*YOUR OBJECTIVE*. Omit the pictures and retype only the lines from the one containing "Give me the" through the end of the listing, both ends included.

*TASK INPUT*.
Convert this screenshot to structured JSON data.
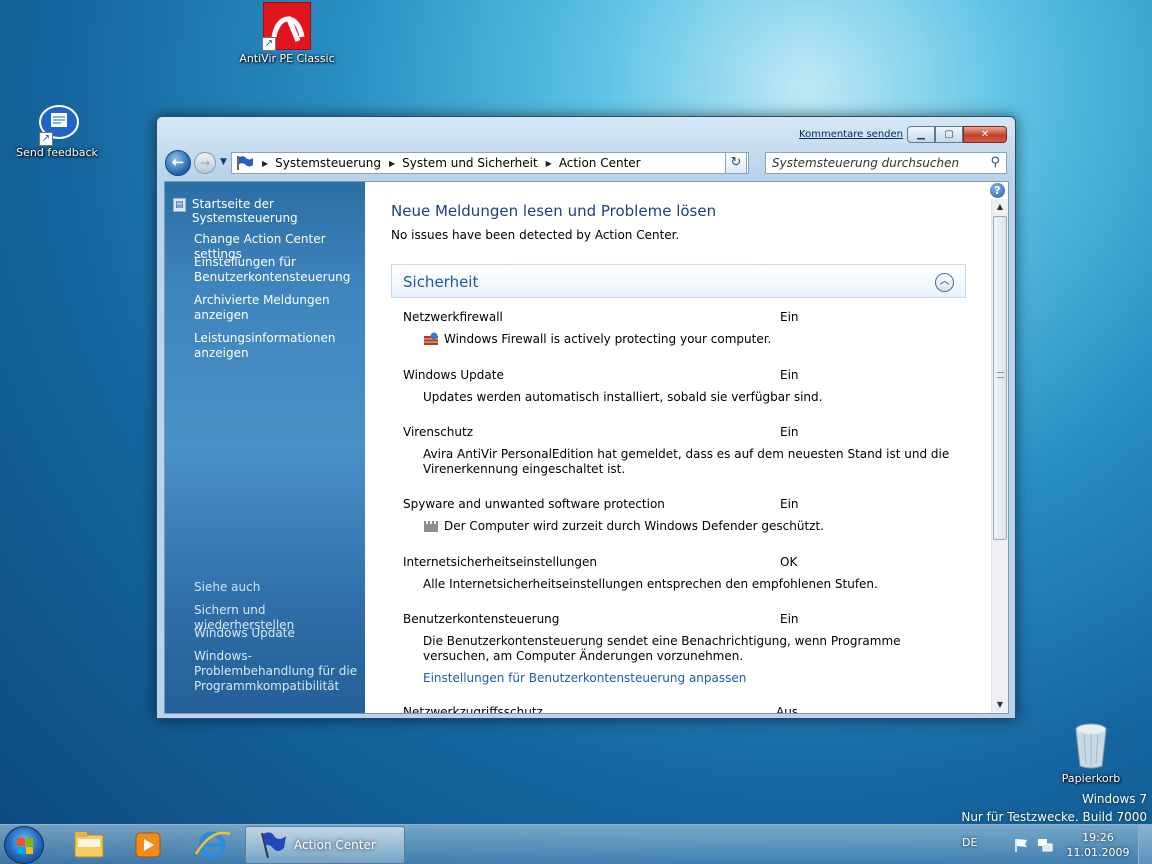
{
  "desktop": {
    "icons": [
      {
        "label": "AntiVir PE Classic",
        "icon": "avira-umbrella-icon"
      },
      {
        "label": "Send feedback",
        "icon": "speech-bubble-icon"
      },
      {
        "label": "Papierkorb",
        "icon": "recycle-bin-icon"
      }
    ],
    "watermark": {
      "line1": "Windows 7",
      "line2": "Nur für Testzwecke. Build 7000"
    }
  },
  "window": {
    "kommentare": "Kommentare senden",
    "controls": {
      "minimize": "minimize-icon",
      "maximize": "maximize-icon",
      "close": "close-icon"
    },
    "breadcrumb": [
      "Systemsteuerung",
      "System und Sicherheit",
      "Action Center"
    ],
    "search_placeholder": "Systemsteuerung durchsuchen",
    "left_pane": {
      "home": "Startseite der Systemsteuerung",
      "links": [
        "Change Action Center settings",
        "Einstellungen für Benutzerkontensteuerung",
        "Archivierte Meldungen anzeigen",
        "Leistungsinformationen anzeigen"
      ],
      "see_also_heading": "Siehe auch",
      "see_also": [
        "Sichern und wiederherstellen",
        "Windows Update",
        "Windows-Problembehandlung für die Programmkompatibilität"
      ]
    },
    "main": {
      "title": "Neue Meldungen lesen und Probleme lösen",
      "subtitle": "No issues have been detected by Action Center.",
      "section_title": "Sicherheit",
      "rows": [
        {
          "name": "Netzwerkfirewall",
          "status": "Ein",
          "desc": "Windows Firewall is actively protecting your computer."
        },
        {
          "name": "Windows Update",
          "status": "Ein",
          "desc": "Updates werden automatisch installiert, sobald sie verfügbar sind."
        },
        {
          "name": "Virenschutz",
          "status": "Ein",
          "desc": "Avira AntiVir PersonalEdition hat gemeldet, dass es auf dem neuesten Stand ist und die Virenerkennung eingeschaltet ist."
        },
        {
          "name": "Spyware and unwanted software protection",
          "status": "Ein",
          "desc": "Der Computer wird zurzeit durch Windows Defender geschützt."
        },
        {
          "name": "Internetsicherheitseinstellungen",
          "status": "OK",
          "desc": "Alle Internetsicherheitseinstellungen entsprechen den empfohlenen Stufen."
        },
        {
          "name": "Benutzerkontensteuerung",
          "status": "Ein",
          "desc": "Die Benutzerkontensteuerung sendet eine Benachrichtigung, wenn Programme versuchen, am Computer Änderungen vorzunehmen.",
          "link": "Einstellungen für Benutzerkontensteuerung anpassen"
        },
        {
          "name": "Netzwerkzugriffsschutz",
          "status": "Aus"
        }
      ]
    }
  },
  "taskbar": {
    "pinned": [
      "windows-explorer-icon",
      "media-player-icon",
      "internet-explorer-icon"
    ],
    "active_app": "Action Center",
    "language": "DE",
    "time": "19:26",
    "date": "11.01.2009"
  }
}
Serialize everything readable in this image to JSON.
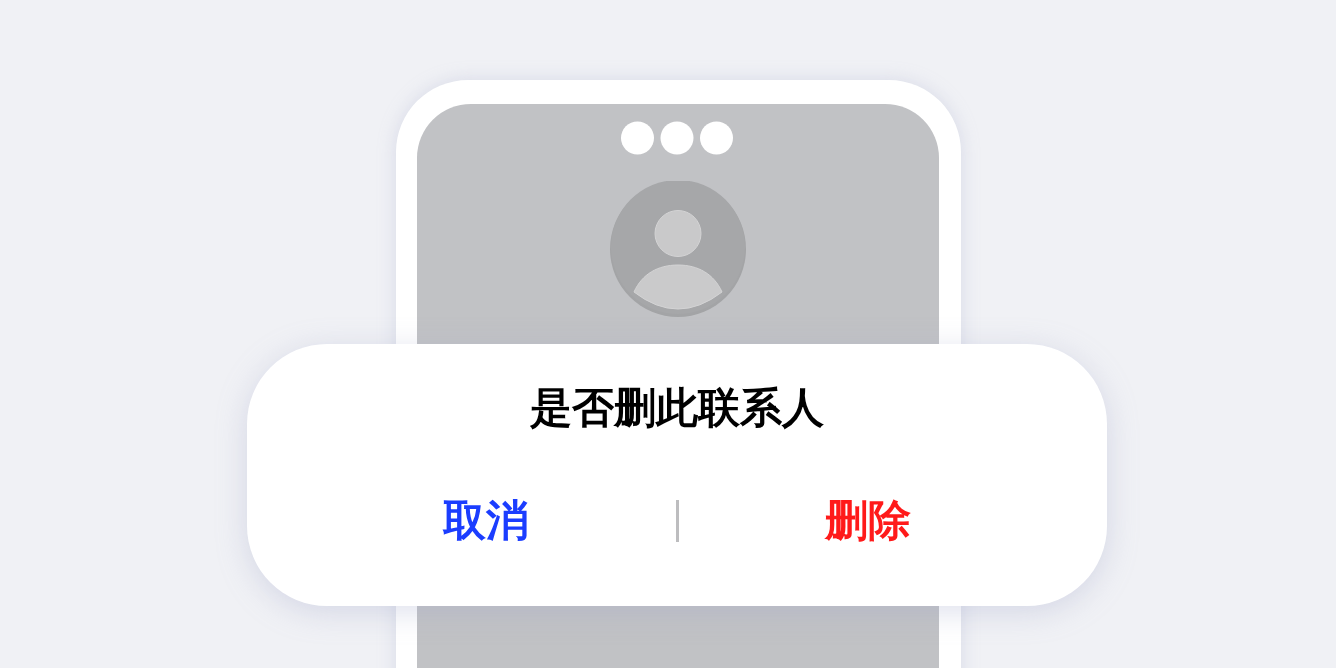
{
  "dialog": {
    "title": "是否删此联系人",
    "buttons": [
      {
        "label": "取消",
        "kind": "cancel"
      },
      {
        "label": "删除",
        "kind": "destructive"
      }
    ]
  }
}
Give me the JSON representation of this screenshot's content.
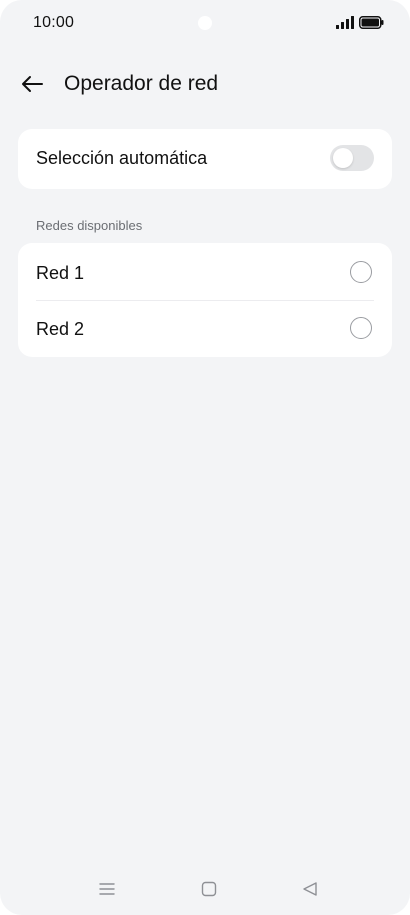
{
  "status_bar": {
    "time": "10:00",
    "icons": [
      "camera-cutout",
      "signal-icon",
      "battery-icon"
    ]
  },
  "header": {
    "back_icon": "arrow-left-icon",
    "title": "Operador de red"
  },
  "auto_selection": {
    "label": "Selección automática",
    "enabled": false
  },
  "networks": {
    "section_label": "Redes disponibles",
    "items": [
      {
        "label": "Red 1",
        "selected": false
      },
      {
        "label": "Red 2",
        "selected": false
      }
    ]
  },
  "nav_bar": {
    "icons": [
      "menu-icon",
      "home-icon",
      "back-icon"
    ]
  },
  "colors": {
    "background": "#f3f4f6",
    "card": "#ffffff",
    "text_primary": "#111111",
    "text_secondary": "#6b6e73",
    "toggle_off": "#e3e4e6",
    "radio_border": "#9a9ca1"
  }
}
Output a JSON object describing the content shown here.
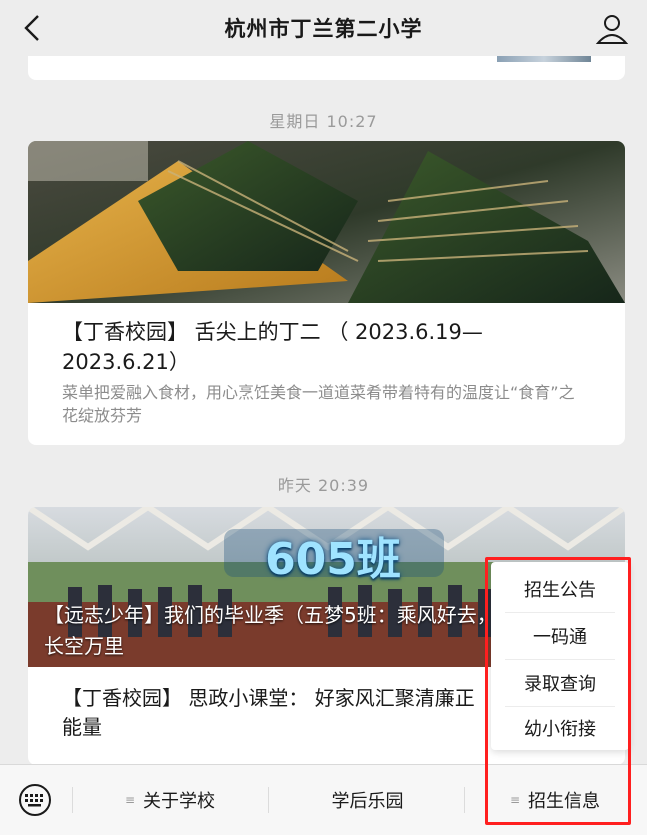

*RESULT FOR THIS EXERCISE*.
Give me the JSON representation of this screenshot's content.
{
  "status_bar": {
    "time": "10:00",
    "icons": [
      "camera-cutout",
      "signal-icon",
      "battery-icon"
    ]
  },
  "header": {
    "back_icon": "arrow-left-icon",
    "title": "Operador de red"
  },
  "auto_selection": {
    "label": "Selección automática",
    "enabled": false
  },
  "networks": {
    "section_label": "Redes disponibles",
    "items": [
      {
        "label": "Red 1",
        "selected": false
      },
      {
        "label": "Red 2",
        "selected": false
      }
    ]
  },
  "nav_bar": {
    "icons": [
      "menu-icon",
      "home-icon",
      "back-icon"
    ]
  },
  "colors": {
    "background": "#f3f4f6",
    "card": "#ffffff",
    "text_primary": "#111111",
    "text_secondary": "#6b6e73",
    "toggle_off": "#e3e4e6",
    "radio_border": "#9a9ca1"
  }
}
Output a JSON object describing the content shown here.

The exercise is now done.